● What is asked
Which lines below hold the word "nova"? Copy all of them.

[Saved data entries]
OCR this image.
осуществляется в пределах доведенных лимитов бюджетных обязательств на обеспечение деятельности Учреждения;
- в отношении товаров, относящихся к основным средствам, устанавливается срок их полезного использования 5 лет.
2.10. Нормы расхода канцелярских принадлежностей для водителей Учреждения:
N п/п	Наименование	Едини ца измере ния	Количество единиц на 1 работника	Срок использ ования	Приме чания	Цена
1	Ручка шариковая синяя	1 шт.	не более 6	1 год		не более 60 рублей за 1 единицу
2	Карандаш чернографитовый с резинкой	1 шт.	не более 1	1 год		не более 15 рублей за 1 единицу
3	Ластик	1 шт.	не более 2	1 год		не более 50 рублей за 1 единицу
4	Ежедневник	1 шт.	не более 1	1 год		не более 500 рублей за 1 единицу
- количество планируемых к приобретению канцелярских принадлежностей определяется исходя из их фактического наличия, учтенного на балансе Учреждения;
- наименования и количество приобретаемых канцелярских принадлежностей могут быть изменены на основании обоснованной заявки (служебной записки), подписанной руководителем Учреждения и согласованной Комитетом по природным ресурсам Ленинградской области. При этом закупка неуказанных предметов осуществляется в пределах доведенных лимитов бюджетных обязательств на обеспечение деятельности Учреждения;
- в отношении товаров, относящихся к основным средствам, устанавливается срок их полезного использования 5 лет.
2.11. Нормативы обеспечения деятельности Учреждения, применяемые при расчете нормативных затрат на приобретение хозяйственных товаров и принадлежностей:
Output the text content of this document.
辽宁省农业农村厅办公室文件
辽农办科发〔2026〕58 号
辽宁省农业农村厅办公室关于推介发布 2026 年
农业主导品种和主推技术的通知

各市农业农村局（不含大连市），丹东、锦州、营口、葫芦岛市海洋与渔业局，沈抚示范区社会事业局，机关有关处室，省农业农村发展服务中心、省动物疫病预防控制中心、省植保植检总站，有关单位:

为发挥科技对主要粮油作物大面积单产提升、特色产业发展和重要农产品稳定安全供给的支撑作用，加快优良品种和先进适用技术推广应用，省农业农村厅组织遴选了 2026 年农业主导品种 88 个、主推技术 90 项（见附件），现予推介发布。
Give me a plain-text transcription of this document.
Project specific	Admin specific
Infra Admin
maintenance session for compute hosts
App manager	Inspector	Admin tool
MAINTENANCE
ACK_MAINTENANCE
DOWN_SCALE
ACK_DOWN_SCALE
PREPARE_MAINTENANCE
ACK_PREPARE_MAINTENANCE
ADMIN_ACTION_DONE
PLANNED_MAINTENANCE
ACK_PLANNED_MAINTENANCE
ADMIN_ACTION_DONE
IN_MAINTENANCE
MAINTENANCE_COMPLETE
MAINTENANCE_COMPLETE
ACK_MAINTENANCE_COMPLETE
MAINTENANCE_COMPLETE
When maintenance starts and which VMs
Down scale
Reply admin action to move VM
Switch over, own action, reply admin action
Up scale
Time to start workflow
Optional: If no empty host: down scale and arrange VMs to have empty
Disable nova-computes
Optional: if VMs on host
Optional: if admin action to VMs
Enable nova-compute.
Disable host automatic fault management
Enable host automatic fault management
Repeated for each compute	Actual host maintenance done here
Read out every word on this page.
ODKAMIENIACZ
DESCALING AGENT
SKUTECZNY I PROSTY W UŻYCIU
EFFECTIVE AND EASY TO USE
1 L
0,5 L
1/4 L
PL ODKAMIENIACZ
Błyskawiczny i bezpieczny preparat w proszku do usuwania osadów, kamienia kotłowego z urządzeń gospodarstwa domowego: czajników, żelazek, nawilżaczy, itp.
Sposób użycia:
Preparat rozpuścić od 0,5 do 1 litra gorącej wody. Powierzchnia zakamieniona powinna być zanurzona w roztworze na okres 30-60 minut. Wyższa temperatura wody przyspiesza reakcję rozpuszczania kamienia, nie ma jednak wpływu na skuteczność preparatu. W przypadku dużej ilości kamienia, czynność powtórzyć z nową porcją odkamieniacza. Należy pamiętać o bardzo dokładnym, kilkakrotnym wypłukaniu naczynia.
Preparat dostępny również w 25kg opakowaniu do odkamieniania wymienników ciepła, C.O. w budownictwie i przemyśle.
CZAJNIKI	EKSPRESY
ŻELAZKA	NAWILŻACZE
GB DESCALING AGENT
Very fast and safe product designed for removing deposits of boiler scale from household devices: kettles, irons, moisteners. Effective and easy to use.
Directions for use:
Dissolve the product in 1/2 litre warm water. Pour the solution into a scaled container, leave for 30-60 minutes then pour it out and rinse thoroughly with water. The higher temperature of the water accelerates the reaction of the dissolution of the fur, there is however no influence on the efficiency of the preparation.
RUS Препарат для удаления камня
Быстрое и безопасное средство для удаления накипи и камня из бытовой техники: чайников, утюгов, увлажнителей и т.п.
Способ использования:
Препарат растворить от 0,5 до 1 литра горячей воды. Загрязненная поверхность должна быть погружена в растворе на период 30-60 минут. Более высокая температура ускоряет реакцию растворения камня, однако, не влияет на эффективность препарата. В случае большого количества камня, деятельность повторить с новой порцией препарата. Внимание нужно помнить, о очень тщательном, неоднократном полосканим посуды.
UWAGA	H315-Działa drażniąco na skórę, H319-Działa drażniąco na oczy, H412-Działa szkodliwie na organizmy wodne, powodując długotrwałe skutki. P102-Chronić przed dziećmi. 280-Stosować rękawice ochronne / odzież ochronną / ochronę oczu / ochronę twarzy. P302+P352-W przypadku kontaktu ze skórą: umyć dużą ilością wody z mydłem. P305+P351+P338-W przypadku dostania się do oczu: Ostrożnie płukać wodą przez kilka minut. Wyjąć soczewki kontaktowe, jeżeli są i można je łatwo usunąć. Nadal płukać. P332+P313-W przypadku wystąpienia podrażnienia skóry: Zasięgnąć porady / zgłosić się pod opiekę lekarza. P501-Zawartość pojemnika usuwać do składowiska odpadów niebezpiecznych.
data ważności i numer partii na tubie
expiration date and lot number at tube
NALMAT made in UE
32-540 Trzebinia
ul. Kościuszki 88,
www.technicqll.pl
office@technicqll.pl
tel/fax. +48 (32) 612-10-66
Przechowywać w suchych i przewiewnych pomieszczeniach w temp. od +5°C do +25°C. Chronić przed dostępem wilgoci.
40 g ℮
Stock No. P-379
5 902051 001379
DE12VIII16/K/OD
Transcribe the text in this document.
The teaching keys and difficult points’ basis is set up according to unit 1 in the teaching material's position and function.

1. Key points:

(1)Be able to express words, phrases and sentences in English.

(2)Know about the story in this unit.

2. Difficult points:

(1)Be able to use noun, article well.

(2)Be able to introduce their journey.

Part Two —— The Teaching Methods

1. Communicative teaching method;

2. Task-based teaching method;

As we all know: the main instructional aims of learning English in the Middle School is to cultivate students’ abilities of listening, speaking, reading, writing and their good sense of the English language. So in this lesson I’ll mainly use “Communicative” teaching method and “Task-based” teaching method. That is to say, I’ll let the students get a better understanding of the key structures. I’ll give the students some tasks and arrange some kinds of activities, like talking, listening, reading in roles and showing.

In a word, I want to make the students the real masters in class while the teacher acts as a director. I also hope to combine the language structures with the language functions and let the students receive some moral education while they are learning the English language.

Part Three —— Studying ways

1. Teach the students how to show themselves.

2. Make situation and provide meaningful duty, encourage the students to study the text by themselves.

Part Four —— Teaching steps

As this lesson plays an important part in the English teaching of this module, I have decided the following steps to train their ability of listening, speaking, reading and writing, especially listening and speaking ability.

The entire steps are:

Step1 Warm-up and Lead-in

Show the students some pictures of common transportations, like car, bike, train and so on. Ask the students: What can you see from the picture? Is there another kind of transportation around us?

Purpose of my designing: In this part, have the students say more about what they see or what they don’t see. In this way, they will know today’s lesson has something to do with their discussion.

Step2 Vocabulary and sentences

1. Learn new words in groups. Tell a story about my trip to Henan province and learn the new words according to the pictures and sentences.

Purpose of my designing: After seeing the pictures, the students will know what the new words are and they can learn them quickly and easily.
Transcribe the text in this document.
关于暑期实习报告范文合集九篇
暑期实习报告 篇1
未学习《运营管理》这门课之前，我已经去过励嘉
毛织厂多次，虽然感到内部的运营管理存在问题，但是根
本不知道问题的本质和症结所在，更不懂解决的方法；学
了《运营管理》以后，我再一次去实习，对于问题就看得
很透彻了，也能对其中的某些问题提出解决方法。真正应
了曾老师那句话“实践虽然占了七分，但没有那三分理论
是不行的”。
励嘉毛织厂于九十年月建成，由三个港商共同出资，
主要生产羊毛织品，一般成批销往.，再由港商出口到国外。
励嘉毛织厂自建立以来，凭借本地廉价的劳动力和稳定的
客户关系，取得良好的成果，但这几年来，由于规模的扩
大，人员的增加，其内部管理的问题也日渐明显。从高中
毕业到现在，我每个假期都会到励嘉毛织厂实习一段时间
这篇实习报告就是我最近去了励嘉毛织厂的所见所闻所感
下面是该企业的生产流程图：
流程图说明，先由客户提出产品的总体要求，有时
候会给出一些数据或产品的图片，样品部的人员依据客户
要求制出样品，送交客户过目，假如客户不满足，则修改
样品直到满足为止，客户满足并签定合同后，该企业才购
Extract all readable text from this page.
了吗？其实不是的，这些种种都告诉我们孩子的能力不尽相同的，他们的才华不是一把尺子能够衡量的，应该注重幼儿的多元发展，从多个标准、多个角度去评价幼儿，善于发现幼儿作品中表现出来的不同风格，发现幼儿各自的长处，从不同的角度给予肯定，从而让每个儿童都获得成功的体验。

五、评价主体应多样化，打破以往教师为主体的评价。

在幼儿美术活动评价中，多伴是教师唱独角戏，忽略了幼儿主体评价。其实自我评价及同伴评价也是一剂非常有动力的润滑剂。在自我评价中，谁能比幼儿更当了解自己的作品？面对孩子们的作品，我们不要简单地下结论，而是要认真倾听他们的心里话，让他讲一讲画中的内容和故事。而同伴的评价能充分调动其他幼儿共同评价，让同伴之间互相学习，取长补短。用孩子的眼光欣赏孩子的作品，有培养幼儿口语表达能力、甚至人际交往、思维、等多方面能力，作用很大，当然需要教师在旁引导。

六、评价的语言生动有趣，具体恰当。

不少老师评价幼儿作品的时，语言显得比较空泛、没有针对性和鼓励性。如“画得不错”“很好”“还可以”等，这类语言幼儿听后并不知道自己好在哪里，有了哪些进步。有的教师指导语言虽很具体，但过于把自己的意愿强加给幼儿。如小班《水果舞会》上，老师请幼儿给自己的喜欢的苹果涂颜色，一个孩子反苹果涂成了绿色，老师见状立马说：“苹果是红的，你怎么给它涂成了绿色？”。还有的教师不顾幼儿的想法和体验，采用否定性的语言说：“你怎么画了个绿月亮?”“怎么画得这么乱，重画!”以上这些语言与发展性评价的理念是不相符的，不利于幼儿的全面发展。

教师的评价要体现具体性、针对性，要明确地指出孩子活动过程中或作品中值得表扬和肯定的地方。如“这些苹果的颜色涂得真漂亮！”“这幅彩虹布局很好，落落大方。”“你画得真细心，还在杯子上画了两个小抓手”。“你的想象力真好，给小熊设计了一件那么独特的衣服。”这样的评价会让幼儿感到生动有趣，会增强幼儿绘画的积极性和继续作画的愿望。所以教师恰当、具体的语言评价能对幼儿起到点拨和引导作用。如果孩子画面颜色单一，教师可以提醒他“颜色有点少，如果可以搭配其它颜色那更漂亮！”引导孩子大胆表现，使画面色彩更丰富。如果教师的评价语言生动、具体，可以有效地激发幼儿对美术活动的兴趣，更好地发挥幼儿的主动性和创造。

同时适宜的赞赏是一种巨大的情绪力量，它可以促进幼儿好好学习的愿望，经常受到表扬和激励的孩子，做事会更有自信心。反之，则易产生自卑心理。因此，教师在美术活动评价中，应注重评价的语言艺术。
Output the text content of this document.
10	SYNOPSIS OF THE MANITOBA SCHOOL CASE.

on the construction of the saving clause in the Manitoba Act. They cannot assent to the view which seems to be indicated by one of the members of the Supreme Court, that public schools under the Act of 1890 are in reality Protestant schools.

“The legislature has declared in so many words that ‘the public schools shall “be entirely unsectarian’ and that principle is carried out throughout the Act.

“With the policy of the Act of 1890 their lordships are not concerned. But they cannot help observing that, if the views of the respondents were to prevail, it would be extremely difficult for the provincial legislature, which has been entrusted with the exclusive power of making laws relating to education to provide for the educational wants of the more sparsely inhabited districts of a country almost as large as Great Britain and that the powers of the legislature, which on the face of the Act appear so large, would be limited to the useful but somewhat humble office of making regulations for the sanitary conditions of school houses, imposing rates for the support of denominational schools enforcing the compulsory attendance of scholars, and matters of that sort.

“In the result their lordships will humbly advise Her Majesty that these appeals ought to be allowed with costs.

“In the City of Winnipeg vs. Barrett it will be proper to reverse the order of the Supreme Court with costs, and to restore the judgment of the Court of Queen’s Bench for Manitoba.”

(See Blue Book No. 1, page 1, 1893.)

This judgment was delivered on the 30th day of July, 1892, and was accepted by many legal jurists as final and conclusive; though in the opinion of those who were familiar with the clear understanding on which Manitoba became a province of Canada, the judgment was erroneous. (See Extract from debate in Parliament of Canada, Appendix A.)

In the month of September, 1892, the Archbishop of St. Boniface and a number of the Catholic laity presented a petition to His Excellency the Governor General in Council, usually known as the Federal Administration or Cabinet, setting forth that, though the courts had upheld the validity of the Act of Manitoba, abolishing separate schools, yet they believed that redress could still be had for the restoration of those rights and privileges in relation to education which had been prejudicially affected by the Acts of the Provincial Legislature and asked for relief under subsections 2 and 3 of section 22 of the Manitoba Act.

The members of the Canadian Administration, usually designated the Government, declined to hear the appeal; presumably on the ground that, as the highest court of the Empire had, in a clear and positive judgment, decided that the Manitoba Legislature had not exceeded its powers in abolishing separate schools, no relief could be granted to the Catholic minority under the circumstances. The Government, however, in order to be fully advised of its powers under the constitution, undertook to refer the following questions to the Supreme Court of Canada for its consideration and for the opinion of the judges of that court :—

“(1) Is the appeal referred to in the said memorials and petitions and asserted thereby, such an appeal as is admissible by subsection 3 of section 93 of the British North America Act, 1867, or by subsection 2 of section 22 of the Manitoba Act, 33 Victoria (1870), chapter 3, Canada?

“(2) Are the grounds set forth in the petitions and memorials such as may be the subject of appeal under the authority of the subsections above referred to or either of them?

● Solution to the exercise
Disable nova-computes
Enable nova-compute.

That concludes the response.